» **DOCUMENT PASSAGE**:
********

This year the hawthorn, sacred to the month of May and the goddess/May Queen in the old calendar, is pink again. I still haven't found out why that happens some years: a combination of weather-conditions and mineral content of soil is my vague impression.

There's a great spotted woodpecker on the feeder, and a (small) charm of goldfinches. 'My' robin didn't appear for a day or so after I returned from Brittany, but when TM and I sat in the sunny courtyard with a cup of tea the other morning he – for it is a he, and feeding fledglings with his mate – heard my voice and flew over to perch on my hand. This means almost as much to me as publishing a new book. (Perhaps this is why I'm not making any money. Priorities.)

Also early in the morning a roe deer and a yearling head into our margin of woodland. I've seen a  cuckoo twice. By such things are the mornings blessed.


Last evening, I stood out in the rain shower, the first for weeks, pictured the beans and new squash plants soaking it up, breathed in the scent released from all the plants and flowers, listened to the blackbird in the oak – the rain song is quite different.  

Later, I loved being inside and hearing the thunder in the duskiness.


Next week, I'm heading off to my homeland of West Cornwall to take writers out to the ancient and sacred sites of this land.

The Land's Wild Magic is happening at Cape Cornwall; a venue where I hope to be offering both my Wellkeepers autumn course and a new one in September (still tba), focusing on memoir and nature-writing.

********

» **EXTRACTED RECORDS**:
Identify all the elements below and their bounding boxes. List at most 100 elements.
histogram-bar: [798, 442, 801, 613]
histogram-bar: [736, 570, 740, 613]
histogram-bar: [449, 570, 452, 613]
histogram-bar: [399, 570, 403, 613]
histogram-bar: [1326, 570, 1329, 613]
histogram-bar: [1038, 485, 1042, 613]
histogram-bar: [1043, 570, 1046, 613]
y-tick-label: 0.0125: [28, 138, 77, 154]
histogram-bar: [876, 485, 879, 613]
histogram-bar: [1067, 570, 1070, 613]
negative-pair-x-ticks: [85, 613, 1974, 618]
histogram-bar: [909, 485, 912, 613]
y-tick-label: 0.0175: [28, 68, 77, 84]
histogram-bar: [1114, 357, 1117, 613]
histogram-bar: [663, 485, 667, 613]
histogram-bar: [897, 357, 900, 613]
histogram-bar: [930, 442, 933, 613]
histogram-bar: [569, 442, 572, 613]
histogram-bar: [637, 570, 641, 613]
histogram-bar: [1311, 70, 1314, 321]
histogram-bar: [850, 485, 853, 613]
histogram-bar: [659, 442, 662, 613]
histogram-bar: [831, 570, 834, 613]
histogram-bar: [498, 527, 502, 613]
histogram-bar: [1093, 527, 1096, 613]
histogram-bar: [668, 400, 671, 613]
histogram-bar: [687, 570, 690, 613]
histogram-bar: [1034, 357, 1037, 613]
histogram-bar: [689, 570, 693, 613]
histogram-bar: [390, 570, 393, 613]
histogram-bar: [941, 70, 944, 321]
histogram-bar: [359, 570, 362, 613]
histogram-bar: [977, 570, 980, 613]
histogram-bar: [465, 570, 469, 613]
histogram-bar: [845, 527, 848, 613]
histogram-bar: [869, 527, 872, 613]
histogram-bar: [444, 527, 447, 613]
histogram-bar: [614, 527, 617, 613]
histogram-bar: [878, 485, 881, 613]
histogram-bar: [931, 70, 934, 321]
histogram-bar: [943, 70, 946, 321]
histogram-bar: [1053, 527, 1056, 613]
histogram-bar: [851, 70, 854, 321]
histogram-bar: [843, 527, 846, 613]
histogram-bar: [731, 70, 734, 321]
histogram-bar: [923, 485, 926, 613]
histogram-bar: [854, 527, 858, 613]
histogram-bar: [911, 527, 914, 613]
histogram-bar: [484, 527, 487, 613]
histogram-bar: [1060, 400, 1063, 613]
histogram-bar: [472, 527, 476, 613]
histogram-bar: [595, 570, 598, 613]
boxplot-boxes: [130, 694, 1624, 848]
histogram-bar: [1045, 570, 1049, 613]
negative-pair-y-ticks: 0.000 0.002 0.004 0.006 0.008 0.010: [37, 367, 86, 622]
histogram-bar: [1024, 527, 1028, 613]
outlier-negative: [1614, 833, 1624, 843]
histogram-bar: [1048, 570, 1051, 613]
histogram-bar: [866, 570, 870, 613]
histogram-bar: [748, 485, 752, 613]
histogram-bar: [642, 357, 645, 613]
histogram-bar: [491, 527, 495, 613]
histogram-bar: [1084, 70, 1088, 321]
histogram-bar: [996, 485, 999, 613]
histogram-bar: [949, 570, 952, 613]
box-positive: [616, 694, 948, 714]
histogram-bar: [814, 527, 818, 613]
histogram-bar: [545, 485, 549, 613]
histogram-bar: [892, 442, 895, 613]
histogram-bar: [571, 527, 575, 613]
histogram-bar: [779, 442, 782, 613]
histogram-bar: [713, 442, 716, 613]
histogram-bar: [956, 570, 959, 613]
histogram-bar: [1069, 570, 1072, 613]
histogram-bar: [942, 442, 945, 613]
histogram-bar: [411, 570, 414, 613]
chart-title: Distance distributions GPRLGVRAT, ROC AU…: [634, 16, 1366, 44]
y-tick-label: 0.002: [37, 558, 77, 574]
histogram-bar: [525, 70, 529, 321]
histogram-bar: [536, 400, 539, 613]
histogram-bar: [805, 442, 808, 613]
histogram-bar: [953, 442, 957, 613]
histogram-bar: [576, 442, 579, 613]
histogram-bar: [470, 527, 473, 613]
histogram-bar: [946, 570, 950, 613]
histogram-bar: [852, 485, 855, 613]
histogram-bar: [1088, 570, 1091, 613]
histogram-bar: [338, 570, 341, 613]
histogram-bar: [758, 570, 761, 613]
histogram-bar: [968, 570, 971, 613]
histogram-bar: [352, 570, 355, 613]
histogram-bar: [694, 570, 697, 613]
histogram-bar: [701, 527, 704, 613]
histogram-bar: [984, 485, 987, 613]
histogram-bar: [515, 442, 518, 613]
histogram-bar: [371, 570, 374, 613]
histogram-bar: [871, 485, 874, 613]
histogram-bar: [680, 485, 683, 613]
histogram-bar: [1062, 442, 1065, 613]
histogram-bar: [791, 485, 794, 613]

********

» **EXERCISE DETAILS**:
From the nature diary, reproduce word for word the stretch that begins with the words "There's a great" and ends with "the mornings blessed.".

» **OUTPUT OF THE EXERCISE**:
There's a great spotted woodpecker on the feeder, and a (small) charm of goldfinches. 'My' robin didn't appear for a day or so after I returned from Brittany, but when TM and I sat in the sunny courtyard with a cup of tea the other morning he – for it is a he, and feeding fledglings with his mate – heard my voice and flew over to perch on my hand. This means almost as much to me as publishing a new book. (Perhaps this is why I'm not making any money. Priorities.)

Also early in the morning a roe deer and a yearling head into our margin of woodland. I've seen a  cuckoo twice. By such things are the mornings blessed.